Start PROVIDED RECORDS

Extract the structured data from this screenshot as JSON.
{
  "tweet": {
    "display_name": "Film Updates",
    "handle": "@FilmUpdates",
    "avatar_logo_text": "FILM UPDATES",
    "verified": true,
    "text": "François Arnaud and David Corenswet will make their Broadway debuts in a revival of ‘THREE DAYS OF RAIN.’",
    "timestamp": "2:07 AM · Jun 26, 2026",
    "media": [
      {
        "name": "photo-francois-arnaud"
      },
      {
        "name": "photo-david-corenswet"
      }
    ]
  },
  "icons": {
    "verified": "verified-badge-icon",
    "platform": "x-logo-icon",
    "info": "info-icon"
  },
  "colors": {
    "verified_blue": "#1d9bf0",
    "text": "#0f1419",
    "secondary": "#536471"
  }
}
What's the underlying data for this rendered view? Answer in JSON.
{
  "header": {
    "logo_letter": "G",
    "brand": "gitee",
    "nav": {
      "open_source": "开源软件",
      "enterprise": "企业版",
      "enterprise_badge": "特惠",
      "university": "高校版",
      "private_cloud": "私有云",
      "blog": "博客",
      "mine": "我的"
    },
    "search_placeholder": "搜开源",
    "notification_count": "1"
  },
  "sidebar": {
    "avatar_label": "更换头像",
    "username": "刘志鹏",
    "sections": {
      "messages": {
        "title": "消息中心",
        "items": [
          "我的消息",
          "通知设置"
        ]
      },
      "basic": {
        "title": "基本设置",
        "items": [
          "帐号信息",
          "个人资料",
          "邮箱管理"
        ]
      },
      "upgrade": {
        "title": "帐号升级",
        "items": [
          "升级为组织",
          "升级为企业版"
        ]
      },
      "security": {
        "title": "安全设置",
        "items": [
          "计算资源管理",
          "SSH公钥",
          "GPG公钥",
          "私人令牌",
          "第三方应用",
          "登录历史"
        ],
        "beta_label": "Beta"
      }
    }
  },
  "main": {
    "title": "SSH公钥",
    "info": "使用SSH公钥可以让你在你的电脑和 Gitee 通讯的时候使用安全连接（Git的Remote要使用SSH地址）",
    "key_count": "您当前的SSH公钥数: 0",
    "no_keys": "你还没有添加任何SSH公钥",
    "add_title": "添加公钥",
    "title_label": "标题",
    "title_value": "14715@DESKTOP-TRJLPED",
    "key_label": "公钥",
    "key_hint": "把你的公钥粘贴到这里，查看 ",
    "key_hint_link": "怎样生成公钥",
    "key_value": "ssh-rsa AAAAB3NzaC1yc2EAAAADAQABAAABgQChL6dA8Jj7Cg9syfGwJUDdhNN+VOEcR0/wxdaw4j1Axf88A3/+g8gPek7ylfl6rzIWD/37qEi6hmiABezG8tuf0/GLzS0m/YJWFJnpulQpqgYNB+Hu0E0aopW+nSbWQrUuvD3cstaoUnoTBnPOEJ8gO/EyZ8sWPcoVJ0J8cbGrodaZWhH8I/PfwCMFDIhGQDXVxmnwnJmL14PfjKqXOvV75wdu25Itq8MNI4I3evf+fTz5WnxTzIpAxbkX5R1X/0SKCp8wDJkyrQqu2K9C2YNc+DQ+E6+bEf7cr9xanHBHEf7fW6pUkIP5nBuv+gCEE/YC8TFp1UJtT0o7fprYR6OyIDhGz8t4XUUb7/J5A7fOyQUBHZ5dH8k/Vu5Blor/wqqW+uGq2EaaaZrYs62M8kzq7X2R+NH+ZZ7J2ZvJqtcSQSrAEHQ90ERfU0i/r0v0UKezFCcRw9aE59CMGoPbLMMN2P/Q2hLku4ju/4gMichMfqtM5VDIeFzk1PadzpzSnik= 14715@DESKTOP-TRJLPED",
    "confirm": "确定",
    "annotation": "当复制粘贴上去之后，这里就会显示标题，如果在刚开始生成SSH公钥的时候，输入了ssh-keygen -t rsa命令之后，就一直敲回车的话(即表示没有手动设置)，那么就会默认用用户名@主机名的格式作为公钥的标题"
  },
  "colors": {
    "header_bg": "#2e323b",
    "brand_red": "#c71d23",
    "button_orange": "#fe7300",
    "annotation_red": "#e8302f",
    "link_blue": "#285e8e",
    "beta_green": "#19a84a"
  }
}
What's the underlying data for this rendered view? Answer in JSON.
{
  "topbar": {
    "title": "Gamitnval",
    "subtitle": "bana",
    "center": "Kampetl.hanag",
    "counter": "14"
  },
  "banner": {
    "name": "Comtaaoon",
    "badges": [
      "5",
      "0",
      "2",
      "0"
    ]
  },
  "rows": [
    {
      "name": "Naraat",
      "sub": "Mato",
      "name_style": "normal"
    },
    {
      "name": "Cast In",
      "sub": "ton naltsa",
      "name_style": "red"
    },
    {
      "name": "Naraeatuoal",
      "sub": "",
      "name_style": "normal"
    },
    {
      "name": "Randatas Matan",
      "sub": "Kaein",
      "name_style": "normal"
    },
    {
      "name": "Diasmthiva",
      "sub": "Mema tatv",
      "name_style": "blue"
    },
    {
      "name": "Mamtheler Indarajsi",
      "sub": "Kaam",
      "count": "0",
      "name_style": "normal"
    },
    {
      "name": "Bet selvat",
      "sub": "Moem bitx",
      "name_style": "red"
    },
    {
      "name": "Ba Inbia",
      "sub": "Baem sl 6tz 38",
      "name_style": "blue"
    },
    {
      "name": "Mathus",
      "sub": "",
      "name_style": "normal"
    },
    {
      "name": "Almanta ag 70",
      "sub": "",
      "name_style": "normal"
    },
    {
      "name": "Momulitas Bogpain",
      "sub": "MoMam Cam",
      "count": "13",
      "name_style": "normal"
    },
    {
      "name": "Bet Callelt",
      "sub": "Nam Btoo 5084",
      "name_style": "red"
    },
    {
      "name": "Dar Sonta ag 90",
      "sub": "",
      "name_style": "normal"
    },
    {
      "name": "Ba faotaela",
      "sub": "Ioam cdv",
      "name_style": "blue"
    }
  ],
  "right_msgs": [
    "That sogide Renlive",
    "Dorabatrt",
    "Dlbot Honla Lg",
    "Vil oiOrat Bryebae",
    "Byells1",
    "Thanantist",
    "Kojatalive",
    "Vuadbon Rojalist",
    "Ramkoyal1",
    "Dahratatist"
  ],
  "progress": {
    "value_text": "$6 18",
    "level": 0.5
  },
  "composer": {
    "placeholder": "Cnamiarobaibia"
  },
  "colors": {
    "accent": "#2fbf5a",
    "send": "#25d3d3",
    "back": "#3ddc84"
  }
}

End PROVIDED RECORDS

*WHAT YOU NEED TO DO*
Copy out each line of the records that holds the string "TRJLPED".

*EXERCISE RESULT*
    "title_value": "14715@DESKTOP-TRJLPED",
    "key_value": "ssh-rsa AAAAB3NzaC1yc2EAAAADAQABAAABgQChL6dA8Jj7Cg9syfGwJUDdhNN+VOEcR0/wxdaw4j1Axf88A3/+g8gPek7ylfl6rzIWD/37qEi6hmiABezG8tuf0/GLzS0m/YJWFJnpulQpqgYNB+Hu0E0aopW+nSbWQrUuvD3cstaoUnoTBnPOEJ8gO/EyZ8sWPcoVJ0J8cbGrodaZWhH8I/PfwCMFDIhGQDXVxmnwnJmL14PfjKqXOvV75wdu25Itq8MNI4I3evf+fTz5WnxTzIpAxbkX5R1X/0SKCp8wDJkyrQqu2K9C2YNc+DQ+E6+bEf7cr9xanHBHEf7fW6pUkIP5nBuv+gCEE/YC8TFp1UJtT0o7fprYR6OyIDhGz8t4XUUb7/J5A7fOyQUBHZ5dH8k/Vu5Blor/wqqW+uGq2EaaaZrYs62M8kzq7X2R+NH+ZZ7J2ZvJqtcSQSrAEHQ90ERfU0i/r0v0UKezFCcRw9aE59CMGoPbLMMN2P/Q2hLku4ju/4gMichMfqtM5VDIeFzk1PadzpzSnik= 14715@DESKTOP-TRJLPED",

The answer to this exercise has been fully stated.